> [What this task involves]: Go through the entries and transcribe each one exactly, dropping the pictures.

[Records from a collection of figures]
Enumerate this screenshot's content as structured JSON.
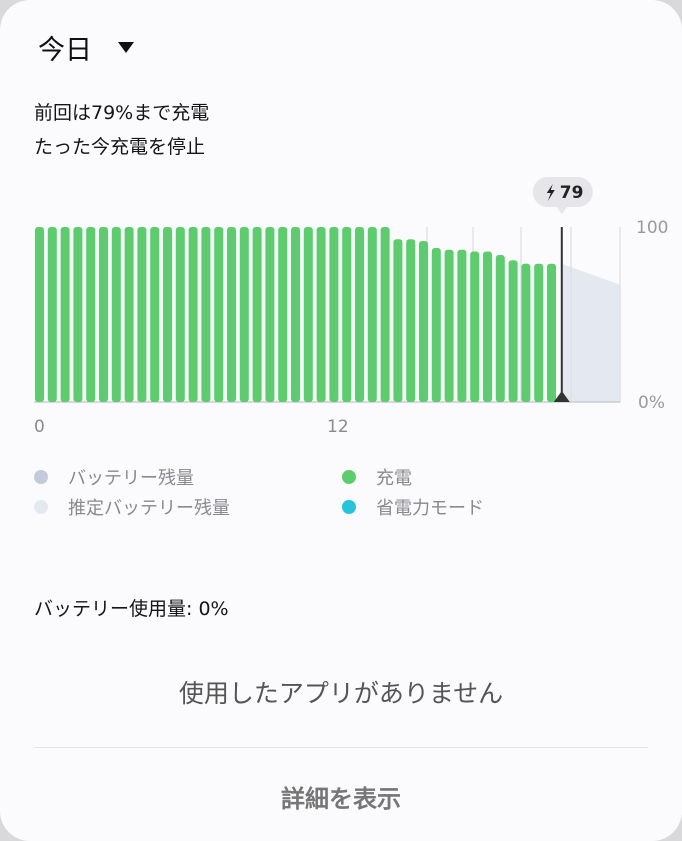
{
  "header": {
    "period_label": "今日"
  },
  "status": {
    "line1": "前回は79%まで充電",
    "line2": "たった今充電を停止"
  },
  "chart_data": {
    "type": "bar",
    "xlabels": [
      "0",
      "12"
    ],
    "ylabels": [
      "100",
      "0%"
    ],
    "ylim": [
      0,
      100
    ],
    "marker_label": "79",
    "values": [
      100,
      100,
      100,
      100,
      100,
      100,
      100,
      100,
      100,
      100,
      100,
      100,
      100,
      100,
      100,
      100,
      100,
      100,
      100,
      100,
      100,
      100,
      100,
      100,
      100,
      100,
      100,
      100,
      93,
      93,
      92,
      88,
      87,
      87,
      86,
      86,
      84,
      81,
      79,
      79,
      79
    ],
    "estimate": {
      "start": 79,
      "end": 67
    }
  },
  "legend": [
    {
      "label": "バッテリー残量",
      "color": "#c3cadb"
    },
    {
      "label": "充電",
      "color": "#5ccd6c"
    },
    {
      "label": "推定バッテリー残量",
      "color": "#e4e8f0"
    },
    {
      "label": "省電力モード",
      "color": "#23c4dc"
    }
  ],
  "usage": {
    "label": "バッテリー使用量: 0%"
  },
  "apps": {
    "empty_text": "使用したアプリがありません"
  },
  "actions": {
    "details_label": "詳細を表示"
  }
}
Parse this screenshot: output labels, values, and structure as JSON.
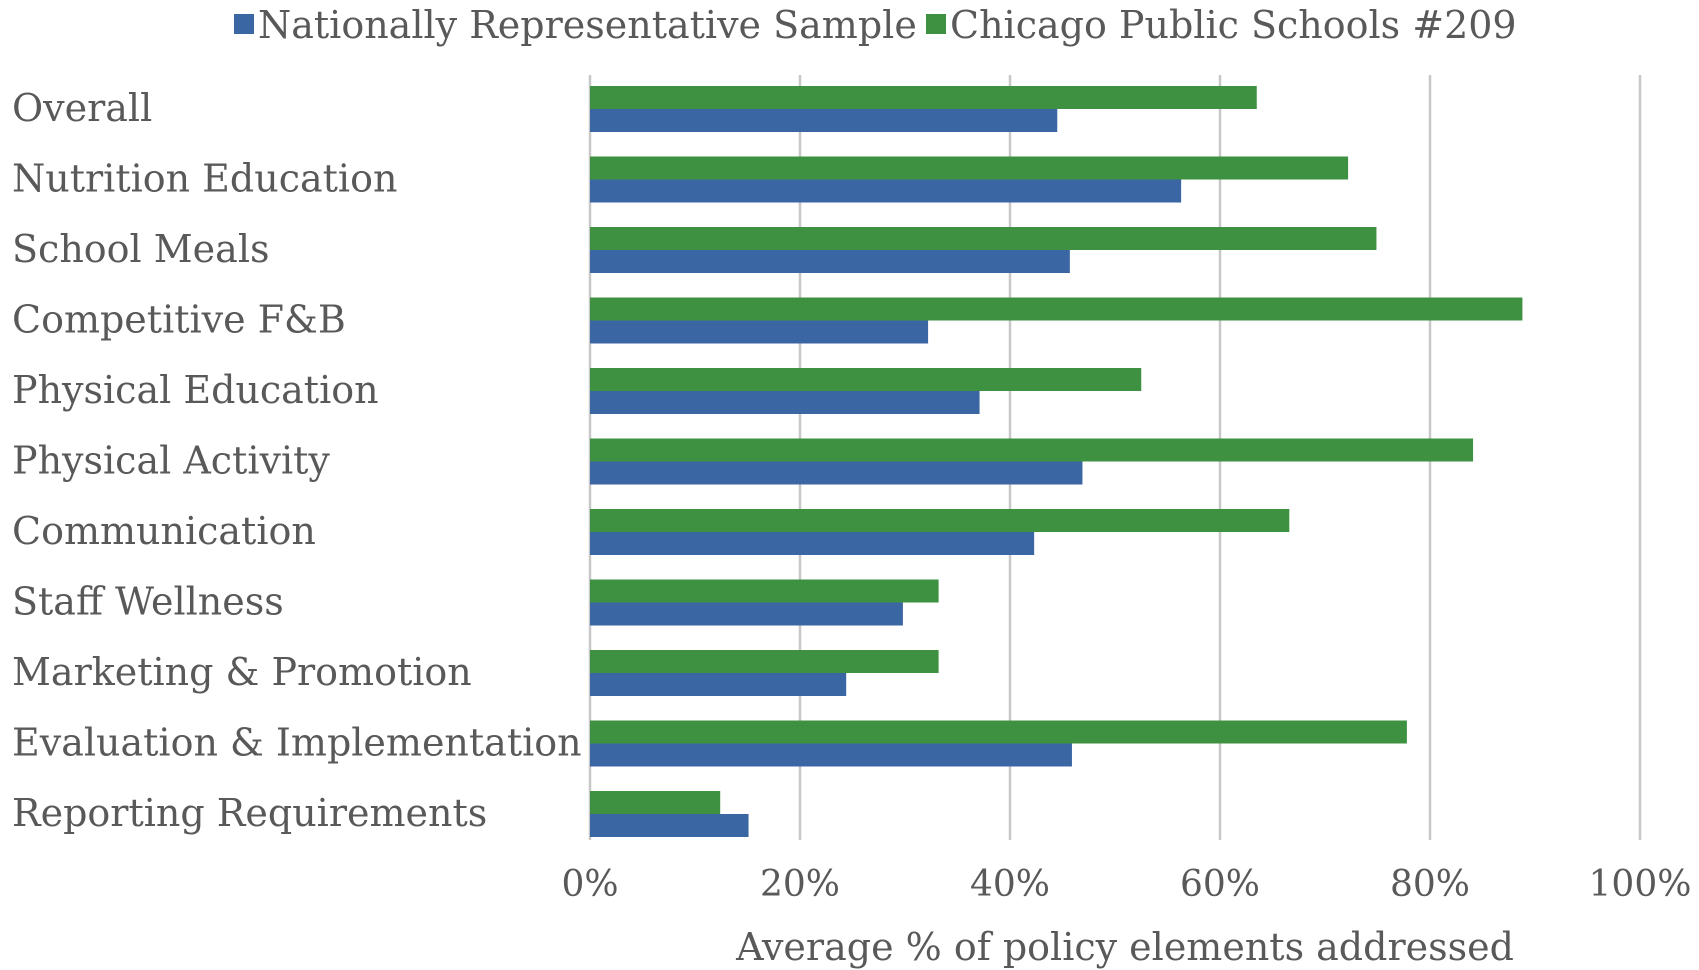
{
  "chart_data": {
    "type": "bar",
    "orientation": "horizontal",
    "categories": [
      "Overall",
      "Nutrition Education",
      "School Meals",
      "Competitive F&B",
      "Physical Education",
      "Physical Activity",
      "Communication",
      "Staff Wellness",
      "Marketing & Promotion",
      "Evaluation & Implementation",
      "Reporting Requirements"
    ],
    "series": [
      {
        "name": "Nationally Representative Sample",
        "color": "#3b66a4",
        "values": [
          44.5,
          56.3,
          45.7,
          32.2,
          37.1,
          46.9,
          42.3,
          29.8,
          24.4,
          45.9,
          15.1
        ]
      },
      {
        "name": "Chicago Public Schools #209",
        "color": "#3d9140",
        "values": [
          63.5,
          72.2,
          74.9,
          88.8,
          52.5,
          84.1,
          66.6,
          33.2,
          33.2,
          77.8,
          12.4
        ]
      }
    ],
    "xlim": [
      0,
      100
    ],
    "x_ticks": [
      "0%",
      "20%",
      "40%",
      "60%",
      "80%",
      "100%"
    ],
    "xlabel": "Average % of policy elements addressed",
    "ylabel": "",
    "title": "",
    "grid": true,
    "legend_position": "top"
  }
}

> [Task response]:
Enumerate this screenshot's content as structured JSON.
{
  "header": {
    "period_label": "今日"
  },
  "status": {
    "line1": "前回は79%まで充電",
    "line2": "たった今充電を停止"
  },
  "chart_data": {
    "type": "bar",
    "xlabels": [
      "0",
      "12"
    ],
    "ylabels": [
      "100",
      "0%"
    ],
    "ylim": [
      0,
      100
    ],
    "marker_label": "79",
    "values": [
      100,
      100,
      100,
      100,
      100,
      100,
      100,
      100,
      100,
      100,
      100,
      100,
      100,
      100,
      100,
      100,
      100,
      100,
      100,
      100,
      100,
      100,
      100,
      100,
      100,
      100,
      100,
      100,
      93,
      93,
      92,
      88,
      87,
      87,
      86,
      86,
      84,
      81,
      79,
      79,
      79
    ],
    "estimate": {
      "start": 79,
      "end": 67
    }
  },
  "legend": [
    {
      "label": "バッテリー残量",
      "color": "#c3cadb"
    },
    {
      "label": "充電",
      "color": "#5ccd6c"
    },
    {
      "label": "推定バッテリー残量",
      "color": "#e4e8f0"
    },
    {
      "label": "省電力モード",
      "color": "#23c4dc"
    }
  ],
  "usage": {
    "label": "バッテリー使用量: 0%"
  },
  "apps": {
    "empty_text": "使用したアプリがありません"
  },
  "actions": {
    "details_label": "詳細を表示"
  }
}
Parse this screenshot: output labels, values, and structure as JSON.
{
  "chart_data": {
    "type": "bar",
    "orientation": "horizontal",
    "categories": [
      "Overall",
      "Nutrition Education",
      "School Meals",
      "Competitive F&B",
      "Physical Education",
      "Physical Activity",
      "Communication",
      "Staff Wellness",
      "Marketing & Promotion",
      "Evaluation & Implementation",
      "Reporting Requirements"
    ],
    "series": [
      {
        "name": "Nationally Representative Sample",
        "color": "#3b66a4",
        "values": [
          44.5,
          56.3,
          45.7,
          32.2,
          37.1,
          46.9,
          42.3,
          29.8,
          24.4,
          45.9,
          15.1
        ]
      },
      {
        "name": "Chicago Public Schools #209",
        "color": "#3d9140",
        "values": [
          63.5,
          72.2,
          74.9,
          88.8,
          52.5,
          84.1,
          66.6,
          33.2,
          33.2,
          77.8,
          12.4
        ]
      }
    ],
    "xlim": [
      0,
      100
    ],
    "x_ticks": [
      "0%",
      "20%",
      "40%",
      "60%",
      "80%",
      "100%"
    ],
    "xlabel": "Average % of policy elements addressed",
    "ylabel": "",
    "title": "",
    "grid": true,
    "legend_position": "top"
  }
}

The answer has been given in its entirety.